**WRITTEN REQUEST**
Locate all lines with the word "What". Copy them.
# Start of RECORD SET
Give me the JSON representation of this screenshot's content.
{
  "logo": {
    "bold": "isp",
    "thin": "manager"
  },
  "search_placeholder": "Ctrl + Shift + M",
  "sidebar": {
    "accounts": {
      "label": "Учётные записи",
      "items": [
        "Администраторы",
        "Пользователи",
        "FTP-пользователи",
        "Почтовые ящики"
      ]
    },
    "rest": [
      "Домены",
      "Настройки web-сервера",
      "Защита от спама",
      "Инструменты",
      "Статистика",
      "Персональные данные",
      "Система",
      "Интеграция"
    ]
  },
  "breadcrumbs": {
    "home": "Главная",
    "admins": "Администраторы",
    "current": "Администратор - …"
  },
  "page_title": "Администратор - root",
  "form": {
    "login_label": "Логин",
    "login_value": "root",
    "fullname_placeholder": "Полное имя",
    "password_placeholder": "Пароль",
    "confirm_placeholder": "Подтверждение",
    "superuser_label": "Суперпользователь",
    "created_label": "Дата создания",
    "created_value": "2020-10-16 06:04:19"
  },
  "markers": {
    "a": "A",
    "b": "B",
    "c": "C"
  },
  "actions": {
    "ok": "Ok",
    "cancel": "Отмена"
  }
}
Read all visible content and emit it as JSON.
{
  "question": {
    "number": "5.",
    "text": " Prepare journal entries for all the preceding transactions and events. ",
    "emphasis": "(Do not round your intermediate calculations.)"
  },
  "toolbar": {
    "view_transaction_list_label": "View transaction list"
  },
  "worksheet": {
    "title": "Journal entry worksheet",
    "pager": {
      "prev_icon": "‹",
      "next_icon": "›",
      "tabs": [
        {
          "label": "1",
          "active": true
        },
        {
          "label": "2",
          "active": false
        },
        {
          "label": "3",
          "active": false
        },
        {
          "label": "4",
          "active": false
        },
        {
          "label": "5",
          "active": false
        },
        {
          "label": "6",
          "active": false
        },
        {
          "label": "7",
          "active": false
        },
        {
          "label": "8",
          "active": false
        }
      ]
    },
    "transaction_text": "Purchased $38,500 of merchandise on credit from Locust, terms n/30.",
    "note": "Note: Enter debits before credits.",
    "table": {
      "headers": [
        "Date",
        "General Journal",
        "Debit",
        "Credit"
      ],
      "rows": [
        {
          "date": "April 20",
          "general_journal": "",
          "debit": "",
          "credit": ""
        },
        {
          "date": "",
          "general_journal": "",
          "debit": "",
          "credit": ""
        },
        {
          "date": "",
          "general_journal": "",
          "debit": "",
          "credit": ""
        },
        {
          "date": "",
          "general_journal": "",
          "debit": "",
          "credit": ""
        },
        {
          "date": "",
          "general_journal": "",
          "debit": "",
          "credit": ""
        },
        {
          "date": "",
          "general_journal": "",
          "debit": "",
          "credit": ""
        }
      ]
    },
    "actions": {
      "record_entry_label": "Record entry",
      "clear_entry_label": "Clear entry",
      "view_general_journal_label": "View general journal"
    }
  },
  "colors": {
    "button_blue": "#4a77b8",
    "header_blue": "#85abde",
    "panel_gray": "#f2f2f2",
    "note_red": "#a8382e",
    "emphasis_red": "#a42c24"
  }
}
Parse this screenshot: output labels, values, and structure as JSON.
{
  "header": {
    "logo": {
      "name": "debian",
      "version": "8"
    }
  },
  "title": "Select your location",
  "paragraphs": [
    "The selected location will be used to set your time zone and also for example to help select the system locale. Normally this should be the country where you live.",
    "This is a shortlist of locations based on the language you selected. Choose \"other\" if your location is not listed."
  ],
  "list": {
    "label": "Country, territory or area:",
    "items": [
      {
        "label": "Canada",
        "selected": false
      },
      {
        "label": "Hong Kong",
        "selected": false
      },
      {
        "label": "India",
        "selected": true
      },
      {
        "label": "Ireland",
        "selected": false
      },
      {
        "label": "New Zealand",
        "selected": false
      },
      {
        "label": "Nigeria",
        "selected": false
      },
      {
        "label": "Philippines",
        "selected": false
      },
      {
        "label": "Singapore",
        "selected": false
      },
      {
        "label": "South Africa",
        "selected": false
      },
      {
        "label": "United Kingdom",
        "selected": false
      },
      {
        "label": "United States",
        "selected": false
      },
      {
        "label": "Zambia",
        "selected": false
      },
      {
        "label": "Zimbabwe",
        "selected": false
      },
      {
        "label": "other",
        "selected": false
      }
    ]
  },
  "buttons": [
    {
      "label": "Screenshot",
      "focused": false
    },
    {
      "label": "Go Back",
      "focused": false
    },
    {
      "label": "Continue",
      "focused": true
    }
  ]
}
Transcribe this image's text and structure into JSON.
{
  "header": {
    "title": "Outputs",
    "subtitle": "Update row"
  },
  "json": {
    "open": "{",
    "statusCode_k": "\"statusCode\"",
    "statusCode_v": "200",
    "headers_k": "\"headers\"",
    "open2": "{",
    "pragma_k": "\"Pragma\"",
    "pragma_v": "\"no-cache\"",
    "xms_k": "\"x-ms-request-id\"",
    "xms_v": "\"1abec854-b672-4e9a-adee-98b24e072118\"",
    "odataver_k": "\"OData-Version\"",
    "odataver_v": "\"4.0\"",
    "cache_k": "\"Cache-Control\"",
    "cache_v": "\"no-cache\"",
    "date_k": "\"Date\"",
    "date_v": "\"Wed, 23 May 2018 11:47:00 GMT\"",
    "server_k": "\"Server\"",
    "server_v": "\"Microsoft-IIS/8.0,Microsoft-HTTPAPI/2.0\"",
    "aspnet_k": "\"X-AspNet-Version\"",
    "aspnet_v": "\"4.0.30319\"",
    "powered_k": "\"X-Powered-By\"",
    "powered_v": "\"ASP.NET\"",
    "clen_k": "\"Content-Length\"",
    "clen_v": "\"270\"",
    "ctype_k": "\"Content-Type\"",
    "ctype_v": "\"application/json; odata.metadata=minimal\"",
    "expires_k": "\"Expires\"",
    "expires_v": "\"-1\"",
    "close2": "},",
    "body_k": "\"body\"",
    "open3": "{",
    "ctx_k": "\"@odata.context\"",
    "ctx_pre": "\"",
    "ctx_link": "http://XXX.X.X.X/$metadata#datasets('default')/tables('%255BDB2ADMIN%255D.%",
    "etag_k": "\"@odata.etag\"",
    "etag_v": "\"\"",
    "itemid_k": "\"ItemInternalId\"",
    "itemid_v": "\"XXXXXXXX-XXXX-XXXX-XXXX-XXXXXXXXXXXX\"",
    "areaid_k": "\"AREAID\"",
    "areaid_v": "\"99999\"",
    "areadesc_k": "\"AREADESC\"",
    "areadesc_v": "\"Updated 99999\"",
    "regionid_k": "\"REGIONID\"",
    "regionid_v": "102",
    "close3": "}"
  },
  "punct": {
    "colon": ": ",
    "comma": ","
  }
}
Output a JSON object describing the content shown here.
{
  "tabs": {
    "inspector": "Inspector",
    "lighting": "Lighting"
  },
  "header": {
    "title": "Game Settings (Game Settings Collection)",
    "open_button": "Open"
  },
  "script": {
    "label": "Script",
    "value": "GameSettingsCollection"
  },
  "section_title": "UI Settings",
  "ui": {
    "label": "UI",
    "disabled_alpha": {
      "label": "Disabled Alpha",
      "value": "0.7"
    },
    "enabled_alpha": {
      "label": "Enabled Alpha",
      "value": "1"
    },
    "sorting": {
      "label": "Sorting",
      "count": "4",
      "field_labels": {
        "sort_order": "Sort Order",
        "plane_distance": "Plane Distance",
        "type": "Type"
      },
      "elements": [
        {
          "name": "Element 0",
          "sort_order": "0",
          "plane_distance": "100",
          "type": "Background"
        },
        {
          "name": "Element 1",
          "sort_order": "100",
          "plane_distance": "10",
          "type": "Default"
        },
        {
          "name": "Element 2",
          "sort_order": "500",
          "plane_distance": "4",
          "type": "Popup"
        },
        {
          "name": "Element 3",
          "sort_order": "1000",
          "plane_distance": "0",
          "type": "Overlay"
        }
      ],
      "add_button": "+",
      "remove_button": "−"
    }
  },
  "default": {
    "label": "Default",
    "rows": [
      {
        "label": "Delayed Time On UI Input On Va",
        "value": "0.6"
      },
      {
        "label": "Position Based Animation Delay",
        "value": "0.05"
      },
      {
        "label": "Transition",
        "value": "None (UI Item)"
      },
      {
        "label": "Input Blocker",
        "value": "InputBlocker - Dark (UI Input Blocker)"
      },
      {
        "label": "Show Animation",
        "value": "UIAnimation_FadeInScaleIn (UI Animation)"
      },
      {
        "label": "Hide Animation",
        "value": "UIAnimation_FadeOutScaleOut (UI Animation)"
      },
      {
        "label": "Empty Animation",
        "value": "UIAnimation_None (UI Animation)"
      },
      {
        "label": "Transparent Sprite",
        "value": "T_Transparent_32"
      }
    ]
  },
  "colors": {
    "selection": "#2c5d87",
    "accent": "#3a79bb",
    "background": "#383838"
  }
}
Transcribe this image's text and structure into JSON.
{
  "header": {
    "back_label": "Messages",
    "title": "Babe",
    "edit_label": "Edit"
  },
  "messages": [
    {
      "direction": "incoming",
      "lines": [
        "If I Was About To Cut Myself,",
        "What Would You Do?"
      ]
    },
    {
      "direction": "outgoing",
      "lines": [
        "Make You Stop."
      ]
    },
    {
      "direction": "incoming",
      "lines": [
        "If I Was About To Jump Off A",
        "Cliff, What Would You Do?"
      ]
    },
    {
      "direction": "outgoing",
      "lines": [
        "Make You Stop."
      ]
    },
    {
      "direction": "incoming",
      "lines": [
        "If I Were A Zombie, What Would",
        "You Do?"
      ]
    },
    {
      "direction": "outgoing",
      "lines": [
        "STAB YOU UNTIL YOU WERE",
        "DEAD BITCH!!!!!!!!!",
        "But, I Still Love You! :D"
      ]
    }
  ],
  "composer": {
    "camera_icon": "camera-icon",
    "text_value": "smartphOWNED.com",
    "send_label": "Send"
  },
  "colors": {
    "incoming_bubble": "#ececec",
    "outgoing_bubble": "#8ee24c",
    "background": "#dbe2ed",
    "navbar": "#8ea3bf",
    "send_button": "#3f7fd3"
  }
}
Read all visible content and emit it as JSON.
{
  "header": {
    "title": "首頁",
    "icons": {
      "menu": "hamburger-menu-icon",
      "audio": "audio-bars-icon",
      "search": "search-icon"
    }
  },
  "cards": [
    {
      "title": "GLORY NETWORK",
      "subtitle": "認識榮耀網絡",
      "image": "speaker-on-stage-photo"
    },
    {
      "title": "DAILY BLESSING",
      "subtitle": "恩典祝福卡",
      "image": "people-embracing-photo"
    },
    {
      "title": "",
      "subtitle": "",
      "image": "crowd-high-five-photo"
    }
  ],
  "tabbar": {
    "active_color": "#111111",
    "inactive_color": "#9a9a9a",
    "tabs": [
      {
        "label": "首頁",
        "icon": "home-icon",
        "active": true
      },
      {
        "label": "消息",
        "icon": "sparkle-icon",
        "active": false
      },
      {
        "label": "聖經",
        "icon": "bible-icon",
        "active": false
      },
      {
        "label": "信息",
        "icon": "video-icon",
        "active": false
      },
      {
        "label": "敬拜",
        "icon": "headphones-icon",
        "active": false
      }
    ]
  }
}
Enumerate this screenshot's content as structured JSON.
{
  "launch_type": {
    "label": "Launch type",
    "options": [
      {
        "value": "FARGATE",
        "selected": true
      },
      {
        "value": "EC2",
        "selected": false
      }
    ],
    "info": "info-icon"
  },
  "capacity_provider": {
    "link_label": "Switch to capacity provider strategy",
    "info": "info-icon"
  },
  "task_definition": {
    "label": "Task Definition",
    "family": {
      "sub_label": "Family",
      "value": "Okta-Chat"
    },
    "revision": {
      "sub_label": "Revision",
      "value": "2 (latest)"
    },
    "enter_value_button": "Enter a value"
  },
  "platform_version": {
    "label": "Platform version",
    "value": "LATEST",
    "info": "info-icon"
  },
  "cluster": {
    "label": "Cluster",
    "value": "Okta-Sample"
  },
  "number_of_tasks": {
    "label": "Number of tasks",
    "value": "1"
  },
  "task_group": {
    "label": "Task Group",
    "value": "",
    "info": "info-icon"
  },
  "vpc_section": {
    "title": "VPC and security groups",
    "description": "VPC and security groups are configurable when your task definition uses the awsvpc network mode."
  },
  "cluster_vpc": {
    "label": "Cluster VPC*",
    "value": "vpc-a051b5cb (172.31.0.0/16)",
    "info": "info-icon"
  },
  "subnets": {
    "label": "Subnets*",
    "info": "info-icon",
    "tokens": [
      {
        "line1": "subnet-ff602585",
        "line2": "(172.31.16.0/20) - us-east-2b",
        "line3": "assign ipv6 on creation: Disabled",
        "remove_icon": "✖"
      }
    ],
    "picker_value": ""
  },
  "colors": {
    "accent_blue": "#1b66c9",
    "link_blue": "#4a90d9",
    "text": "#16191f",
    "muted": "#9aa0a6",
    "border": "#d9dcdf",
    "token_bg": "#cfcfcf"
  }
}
# End of RECORD SET
**RESULT OF THIS EXERCISE**
        "What Would You Do?"
        "Cliff, What Would You Do?"
        "If I Were A Zombie, What Would",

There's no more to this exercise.